Records excerpted from a collection

****************************************

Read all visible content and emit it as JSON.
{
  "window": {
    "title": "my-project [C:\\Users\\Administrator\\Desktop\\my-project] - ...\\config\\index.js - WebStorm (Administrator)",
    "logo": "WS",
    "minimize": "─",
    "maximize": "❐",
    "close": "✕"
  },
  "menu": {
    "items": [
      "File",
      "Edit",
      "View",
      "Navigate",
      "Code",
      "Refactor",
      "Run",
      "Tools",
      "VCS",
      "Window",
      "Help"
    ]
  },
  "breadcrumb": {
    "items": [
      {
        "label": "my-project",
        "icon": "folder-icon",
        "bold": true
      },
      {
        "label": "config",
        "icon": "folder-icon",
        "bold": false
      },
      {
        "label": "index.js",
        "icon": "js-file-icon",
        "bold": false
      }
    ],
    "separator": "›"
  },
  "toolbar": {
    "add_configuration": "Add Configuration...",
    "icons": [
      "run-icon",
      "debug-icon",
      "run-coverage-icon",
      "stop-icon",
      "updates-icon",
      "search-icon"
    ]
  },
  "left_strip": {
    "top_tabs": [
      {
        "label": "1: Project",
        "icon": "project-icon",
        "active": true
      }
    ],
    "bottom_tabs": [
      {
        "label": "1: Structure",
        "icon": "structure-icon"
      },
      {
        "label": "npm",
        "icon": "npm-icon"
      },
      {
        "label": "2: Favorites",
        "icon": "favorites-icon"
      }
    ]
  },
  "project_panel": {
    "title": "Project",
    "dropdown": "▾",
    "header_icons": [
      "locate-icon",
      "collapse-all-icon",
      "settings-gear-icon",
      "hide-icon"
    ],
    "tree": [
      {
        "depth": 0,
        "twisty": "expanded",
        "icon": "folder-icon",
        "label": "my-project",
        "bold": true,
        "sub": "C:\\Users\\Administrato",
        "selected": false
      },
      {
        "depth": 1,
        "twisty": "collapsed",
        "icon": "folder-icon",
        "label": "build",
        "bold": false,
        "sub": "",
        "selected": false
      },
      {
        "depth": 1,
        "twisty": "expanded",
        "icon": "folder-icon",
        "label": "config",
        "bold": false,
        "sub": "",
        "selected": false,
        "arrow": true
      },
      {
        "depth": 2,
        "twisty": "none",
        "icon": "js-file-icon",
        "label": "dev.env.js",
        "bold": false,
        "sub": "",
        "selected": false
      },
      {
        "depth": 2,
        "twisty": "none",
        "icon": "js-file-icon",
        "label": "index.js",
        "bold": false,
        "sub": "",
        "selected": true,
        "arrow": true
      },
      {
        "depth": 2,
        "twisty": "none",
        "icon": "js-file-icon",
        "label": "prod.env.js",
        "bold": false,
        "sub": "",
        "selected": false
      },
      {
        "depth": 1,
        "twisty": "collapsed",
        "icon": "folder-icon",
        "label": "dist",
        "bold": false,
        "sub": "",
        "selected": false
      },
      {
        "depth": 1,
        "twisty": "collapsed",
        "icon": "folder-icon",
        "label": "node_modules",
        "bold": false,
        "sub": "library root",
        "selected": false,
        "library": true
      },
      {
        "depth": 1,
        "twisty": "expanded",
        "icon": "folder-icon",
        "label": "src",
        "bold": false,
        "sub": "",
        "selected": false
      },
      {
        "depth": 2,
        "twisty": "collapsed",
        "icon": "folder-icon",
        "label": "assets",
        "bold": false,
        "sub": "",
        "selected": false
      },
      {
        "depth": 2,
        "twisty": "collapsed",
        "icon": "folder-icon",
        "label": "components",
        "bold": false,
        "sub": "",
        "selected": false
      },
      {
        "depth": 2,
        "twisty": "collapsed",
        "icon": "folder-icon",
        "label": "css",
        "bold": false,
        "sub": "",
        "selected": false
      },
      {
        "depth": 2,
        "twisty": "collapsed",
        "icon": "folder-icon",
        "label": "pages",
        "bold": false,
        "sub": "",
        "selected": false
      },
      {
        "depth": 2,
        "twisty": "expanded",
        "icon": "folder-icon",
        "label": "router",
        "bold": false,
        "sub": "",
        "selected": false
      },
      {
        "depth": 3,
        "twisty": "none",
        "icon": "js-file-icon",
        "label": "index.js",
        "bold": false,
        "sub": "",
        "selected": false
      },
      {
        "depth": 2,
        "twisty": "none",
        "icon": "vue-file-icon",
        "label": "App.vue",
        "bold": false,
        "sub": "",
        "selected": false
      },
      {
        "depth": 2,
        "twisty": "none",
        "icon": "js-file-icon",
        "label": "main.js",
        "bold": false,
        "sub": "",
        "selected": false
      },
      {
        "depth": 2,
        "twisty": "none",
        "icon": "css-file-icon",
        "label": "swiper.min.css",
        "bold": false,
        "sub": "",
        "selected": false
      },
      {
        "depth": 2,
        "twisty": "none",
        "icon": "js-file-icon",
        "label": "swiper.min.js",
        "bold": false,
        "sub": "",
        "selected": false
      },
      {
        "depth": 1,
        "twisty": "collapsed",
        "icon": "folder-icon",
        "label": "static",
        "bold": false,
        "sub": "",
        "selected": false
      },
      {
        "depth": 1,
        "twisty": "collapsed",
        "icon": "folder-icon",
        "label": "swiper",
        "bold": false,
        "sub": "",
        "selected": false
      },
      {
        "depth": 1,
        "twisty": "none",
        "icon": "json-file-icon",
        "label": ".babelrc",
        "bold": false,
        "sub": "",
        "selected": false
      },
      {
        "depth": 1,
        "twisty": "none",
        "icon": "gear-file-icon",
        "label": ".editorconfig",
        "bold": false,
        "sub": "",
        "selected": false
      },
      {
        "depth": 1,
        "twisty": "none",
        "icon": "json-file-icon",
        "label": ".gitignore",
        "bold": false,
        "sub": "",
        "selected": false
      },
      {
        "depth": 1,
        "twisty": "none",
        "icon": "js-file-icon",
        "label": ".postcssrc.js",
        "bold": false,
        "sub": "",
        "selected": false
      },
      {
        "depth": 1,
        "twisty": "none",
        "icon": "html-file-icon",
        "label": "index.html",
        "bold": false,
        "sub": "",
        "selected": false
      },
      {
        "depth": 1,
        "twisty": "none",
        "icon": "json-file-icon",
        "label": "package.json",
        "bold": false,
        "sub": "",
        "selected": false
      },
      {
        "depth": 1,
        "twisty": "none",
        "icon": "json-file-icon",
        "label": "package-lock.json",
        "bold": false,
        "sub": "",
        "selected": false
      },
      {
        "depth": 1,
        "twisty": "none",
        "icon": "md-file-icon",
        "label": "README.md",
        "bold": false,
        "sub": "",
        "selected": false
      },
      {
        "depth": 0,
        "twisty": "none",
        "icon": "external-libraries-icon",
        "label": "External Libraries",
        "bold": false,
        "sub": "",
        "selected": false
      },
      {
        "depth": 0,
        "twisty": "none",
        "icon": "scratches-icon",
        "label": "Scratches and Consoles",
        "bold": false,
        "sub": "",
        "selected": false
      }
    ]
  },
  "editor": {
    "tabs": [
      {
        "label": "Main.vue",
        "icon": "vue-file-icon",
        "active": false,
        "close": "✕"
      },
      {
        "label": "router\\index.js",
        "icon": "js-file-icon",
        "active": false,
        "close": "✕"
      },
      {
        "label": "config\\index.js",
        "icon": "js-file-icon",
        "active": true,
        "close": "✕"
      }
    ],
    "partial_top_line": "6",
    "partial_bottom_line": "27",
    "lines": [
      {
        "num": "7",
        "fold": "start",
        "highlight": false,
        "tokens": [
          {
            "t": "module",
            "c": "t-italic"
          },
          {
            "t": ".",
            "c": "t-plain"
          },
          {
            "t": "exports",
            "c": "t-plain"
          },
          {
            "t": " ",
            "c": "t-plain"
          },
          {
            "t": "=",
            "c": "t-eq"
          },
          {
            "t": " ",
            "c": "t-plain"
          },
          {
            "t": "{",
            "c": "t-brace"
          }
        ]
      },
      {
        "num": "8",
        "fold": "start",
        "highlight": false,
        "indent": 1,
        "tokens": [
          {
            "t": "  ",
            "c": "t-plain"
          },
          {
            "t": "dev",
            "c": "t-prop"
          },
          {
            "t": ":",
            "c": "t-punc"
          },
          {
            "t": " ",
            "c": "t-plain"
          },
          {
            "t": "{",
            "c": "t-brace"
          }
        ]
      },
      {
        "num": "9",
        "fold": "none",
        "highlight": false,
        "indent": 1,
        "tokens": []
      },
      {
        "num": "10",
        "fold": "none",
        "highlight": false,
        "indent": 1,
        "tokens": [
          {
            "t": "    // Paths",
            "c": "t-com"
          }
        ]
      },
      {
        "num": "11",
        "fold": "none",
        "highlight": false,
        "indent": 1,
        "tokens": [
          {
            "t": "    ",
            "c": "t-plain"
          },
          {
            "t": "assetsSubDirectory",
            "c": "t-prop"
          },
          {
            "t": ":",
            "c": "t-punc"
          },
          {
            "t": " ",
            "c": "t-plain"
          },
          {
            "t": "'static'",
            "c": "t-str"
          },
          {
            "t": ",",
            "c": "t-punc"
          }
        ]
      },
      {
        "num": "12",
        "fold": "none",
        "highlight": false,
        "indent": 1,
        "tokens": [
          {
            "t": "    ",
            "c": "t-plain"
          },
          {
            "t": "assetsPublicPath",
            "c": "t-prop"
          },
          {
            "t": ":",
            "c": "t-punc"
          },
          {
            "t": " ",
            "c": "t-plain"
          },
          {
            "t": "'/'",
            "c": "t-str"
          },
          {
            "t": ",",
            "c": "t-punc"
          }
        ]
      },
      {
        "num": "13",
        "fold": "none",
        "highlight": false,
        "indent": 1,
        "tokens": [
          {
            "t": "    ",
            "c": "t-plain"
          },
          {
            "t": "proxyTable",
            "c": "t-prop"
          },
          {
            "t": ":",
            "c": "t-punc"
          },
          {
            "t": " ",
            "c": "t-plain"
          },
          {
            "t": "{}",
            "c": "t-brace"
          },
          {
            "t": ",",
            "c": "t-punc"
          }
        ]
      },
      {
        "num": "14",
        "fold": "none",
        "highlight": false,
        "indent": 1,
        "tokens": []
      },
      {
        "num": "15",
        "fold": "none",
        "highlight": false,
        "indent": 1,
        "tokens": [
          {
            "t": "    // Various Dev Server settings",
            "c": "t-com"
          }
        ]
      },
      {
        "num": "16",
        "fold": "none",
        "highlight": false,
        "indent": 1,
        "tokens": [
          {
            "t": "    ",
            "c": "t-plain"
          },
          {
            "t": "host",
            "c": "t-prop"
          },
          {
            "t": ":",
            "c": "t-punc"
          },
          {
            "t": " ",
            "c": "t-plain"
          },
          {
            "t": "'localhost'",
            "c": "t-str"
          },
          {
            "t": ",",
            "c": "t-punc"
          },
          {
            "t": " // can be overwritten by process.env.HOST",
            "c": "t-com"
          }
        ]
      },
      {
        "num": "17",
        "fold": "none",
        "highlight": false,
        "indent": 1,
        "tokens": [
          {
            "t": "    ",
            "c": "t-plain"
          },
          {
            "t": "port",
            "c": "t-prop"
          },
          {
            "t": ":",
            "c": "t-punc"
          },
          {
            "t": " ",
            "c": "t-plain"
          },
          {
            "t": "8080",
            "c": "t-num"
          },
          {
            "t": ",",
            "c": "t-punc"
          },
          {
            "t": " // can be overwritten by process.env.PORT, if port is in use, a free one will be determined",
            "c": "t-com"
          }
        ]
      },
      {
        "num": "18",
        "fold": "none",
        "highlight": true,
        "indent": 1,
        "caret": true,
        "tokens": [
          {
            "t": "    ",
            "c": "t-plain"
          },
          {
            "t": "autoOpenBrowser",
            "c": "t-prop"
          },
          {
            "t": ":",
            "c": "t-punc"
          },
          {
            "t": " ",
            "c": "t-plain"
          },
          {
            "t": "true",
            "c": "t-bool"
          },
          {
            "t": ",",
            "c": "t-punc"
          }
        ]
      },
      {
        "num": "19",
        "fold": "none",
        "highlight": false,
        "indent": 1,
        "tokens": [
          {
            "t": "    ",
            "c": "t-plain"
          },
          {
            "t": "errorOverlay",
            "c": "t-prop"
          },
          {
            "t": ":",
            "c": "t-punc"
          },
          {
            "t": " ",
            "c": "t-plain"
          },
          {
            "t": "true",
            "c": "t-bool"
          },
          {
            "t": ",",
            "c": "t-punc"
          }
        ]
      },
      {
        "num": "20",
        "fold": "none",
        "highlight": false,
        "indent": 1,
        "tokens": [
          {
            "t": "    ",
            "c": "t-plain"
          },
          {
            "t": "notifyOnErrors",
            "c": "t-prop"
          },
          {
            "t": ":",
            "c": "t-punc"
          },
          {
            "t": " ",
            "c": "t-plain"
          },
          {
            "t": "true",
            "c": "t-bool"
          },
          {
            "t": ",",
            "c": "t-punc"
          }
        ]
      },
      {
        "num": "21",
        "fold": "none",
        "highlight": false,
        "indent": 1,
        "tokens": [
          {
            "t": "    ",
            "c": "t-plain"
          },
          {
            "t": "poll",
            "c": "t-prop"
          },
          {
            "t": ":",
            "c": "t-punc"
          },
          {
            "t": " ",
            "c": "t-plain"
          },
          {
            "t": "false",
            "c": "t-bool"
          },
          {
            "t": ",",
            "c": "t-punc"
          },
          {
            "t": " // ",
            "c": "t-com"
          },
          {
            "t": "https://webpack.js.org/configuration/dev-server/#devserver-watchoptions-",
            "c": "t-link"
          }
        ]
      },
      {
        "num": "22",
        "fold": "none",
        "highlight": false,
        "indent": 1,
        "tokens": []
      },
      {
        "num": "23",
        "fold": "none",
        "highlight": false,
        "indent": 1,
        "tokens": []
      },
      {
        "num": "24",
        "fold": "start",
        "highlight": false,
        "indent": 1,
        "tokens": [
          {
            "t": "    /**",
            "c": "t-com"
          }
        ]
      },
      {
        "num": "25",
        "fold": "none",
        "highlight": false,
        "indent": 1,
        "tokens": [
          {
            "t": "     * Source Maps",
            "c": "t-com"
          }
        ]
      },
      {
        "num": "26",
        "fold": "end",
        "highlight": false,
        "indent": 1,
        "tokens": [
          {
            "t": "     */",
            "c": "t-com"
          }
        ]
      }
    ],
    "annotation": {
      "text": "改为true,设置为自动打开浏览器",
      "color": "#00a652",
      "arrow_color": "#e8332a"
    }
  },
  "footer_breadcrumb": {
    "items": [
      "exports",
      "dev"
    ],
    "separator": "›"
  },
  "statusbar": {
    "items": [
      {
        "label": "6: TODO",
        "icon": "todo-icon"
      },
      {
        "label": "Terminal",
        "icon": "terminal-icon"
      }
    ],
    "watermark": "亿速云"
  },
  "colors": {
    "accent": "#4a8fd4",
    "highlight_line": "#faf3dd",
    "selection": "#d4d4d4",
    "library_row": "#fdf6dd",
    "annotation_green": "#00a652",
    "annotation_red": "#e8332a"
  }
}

****************************************

> **Directions**:
Gather every line from the listing above in which "active" appears, and copy those lines.

> **Written response**:
        "active": true
        "active": false,
        "active": false,
        "active": true,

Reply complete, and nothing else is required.